» **WHAT THE TASK ASKS**:
Write out each line of the listing as it stands, without the images.

+++ ROWS +++

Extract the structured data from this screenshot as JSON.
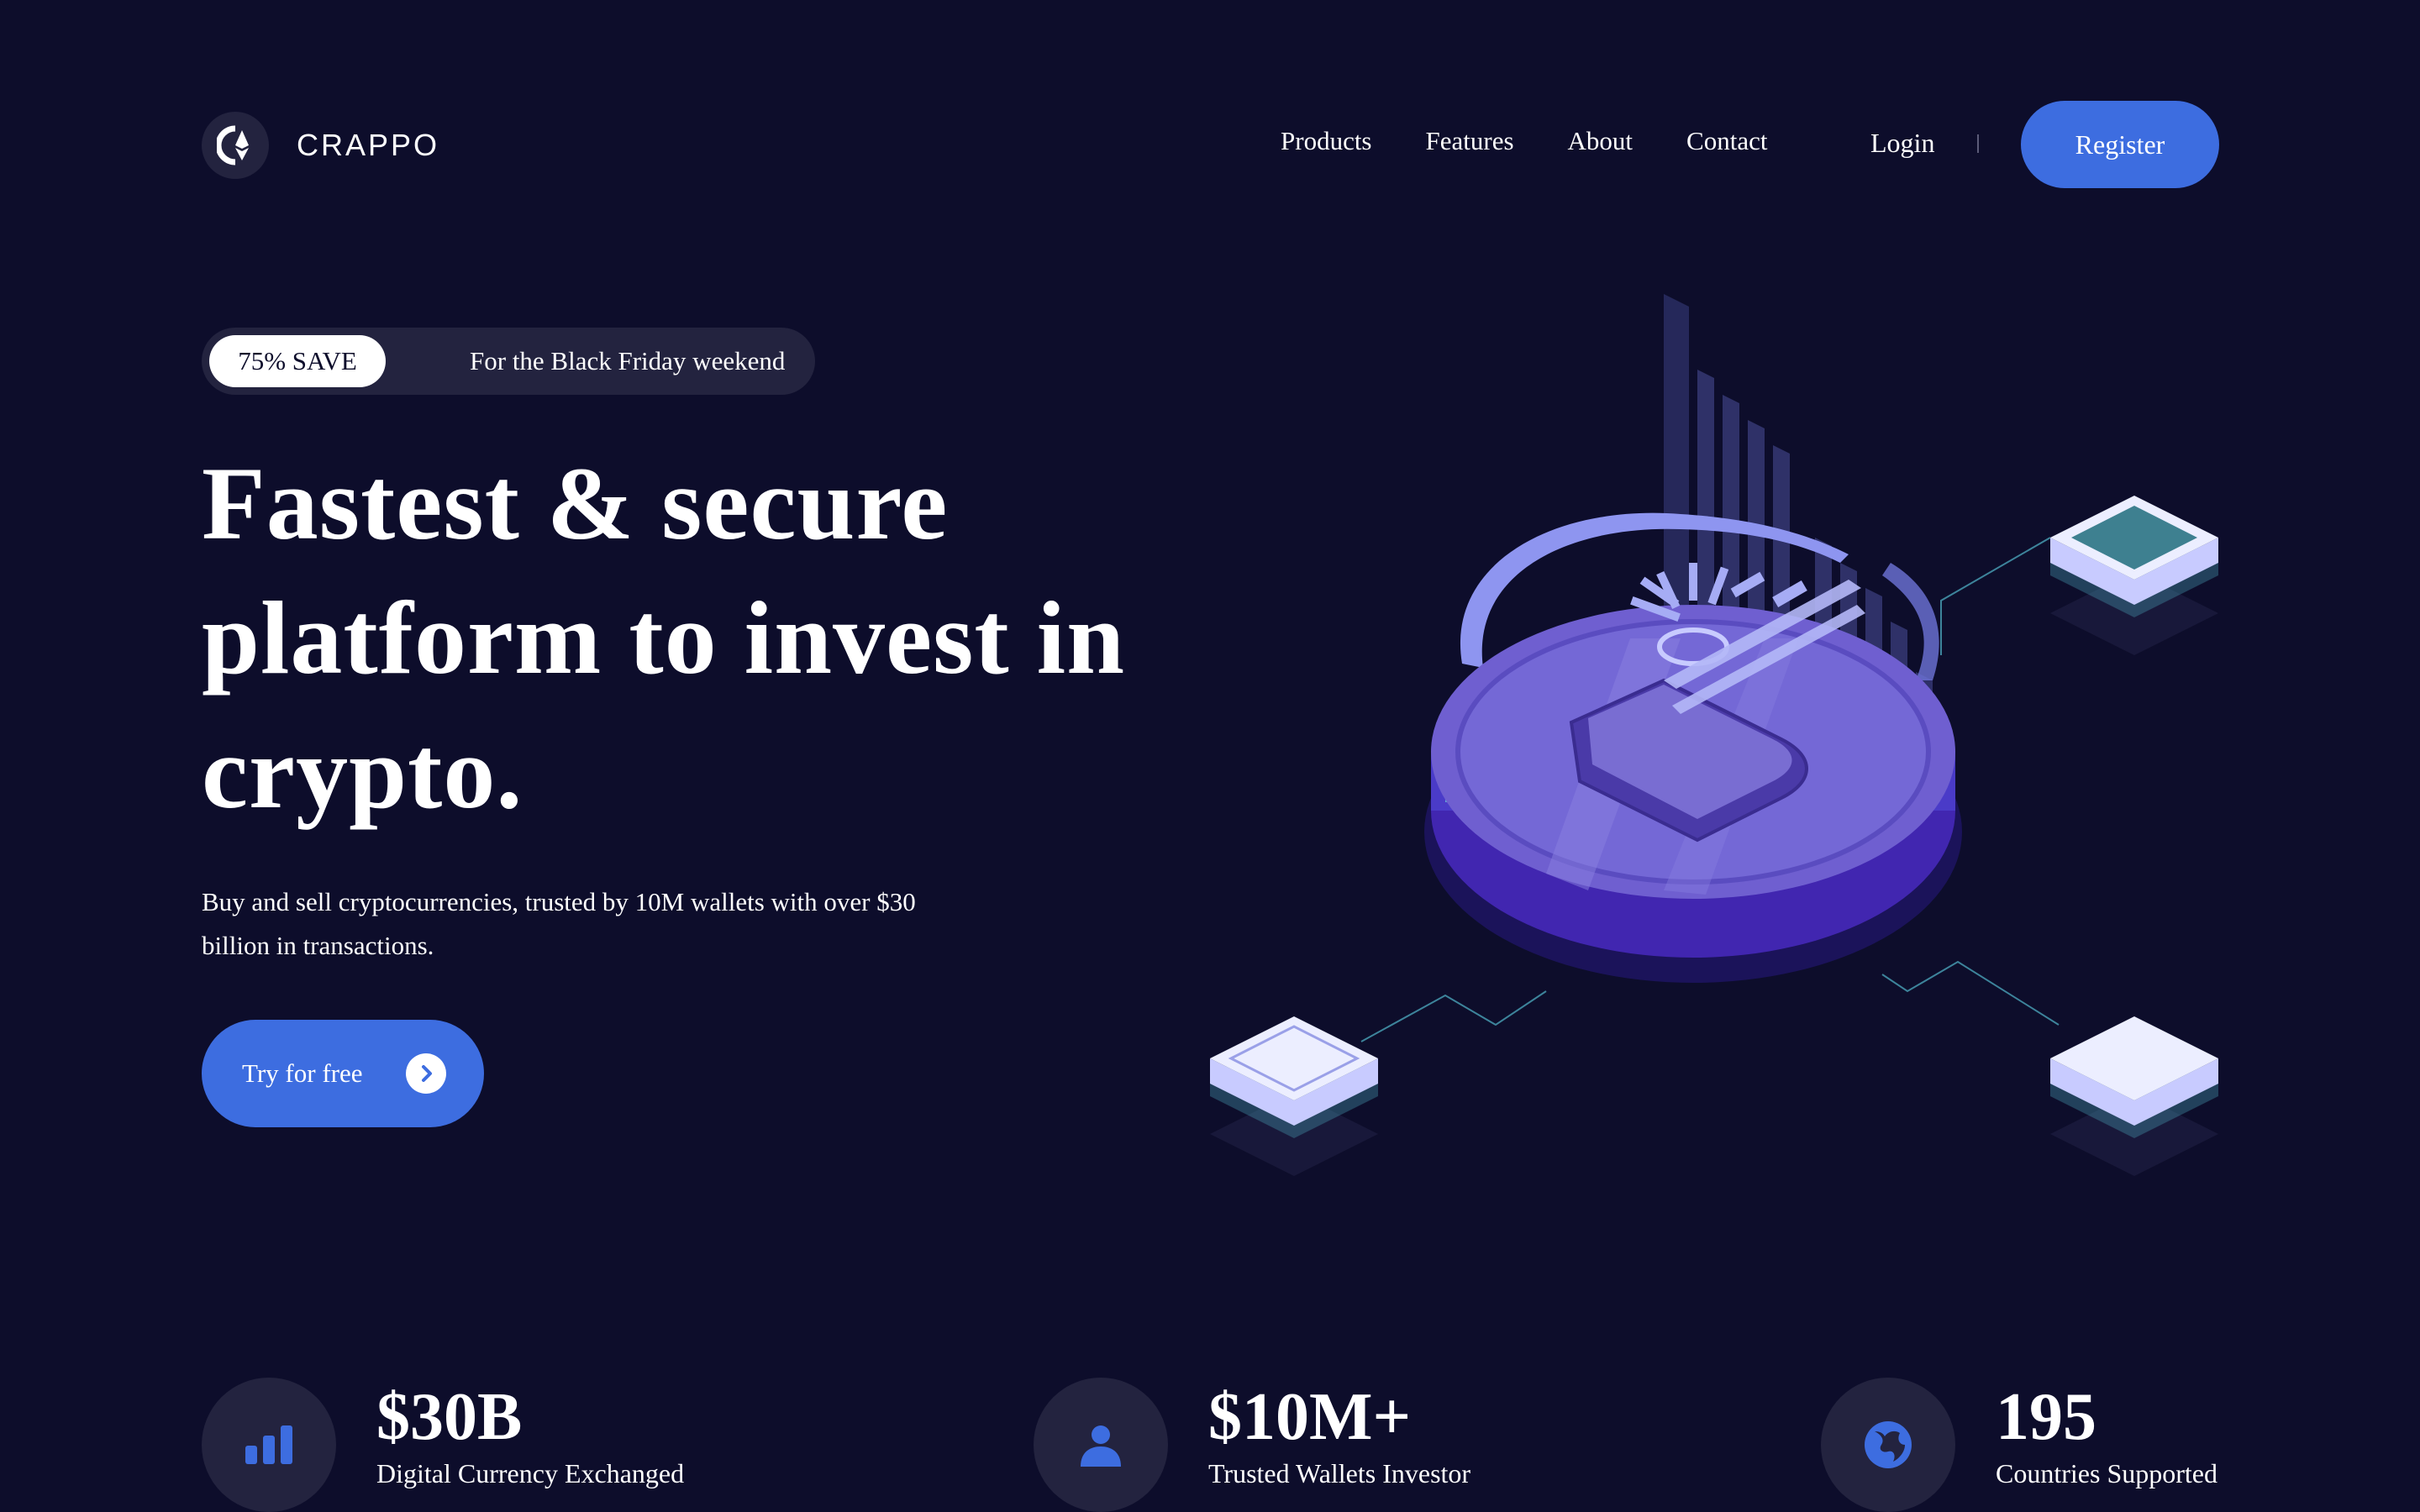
{
  "brand": {
    "name": "CRAPPO",
    "logo_icon": "ethereum-coin-icon"
  },
  "nav": {
    "links": [
      "Products",
      "Features",
      "About",
      "Contact"
    ],
    "login": "Login",
    "register": "Register"
  },
  "hero": {
    "promo_badge": "75% SAVE",
    "promo_text": "For the Black Friday weekend",
    "headline_lines": [
      "Fastest & secure",
      "platform to invest in",
      "crypto."
    ],
    "subtext": "Buy and sell cryptocurrencies, trusted by 10M wallets with over $30 billion in transactions.",
    "cta_label": "Try for free",
    "cta_icon": "chevron-right-circle-icon"
  },
  "stats": [
    {
      "value": "$30B",
      "label": "Digital Currency Exchanged",
      "icon": "bar-chart-icon"
    },
    {
      "value": "$10M+",
      "label": "Trusted Wallets Investor",
      "icon": "user-icon"
    },
    {
      "value": "195",
      "label": "Countries Supported",
      "icon": "globe-icon"
    }
  ],
  "colors": {
    "background": "#0d0d2b",
    "surface": "#23233f",
    "accent": "#3d6de0",
    "text": "#ffffff"
  }
}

+++

» **SOLUTION FOR THIS PROBLEM**:
Extract the structured data from this screenshot as JSON.
{
  "brand": {
    "name": "CRAPPO",
    "logo_icon": "ethereum-coin-icon"
  },
  "nav": {
    "links": [
      "Products",
      "Features",
      "About",
      "Contact"
    ],
    "login": "Login",
    "register": "Register"
  },
  "hero": {
    "promo_badge": "75% SAVE",
    "promo_text": "For the Black Friday weekend",
    "headline_lines": [
      "Fastest & secure",
      "platform to invest in",
      "crypto."
    ],
    "subtext": "Buy and sell cryptocurrencies, trusted by 10M wallets with over $30 billion in transactions.",
    "cta_label": "Try for free",
    "cta_icon": "chevron-right-circle-icon"
  },
  "stats": [
    {
      "value": "$30B",
      "label": "Digital Currency Exchanged",
      "icon": "bar-chart-icon"
    },
    {
      "value": "$10M+",
      "label": "Trusted Wallets Investor",
      "icon": "user-icon"
    },
    {
      "value": "195",
      "label": "Countries Supported",
      "icon": "globe-icon"
    }
  ],
  "colors": {
    "background": "#0d0d2b",
    "surface": "#23233f",
    "accent": "#3d6de0",
    "text": "#ffffff"
  }
}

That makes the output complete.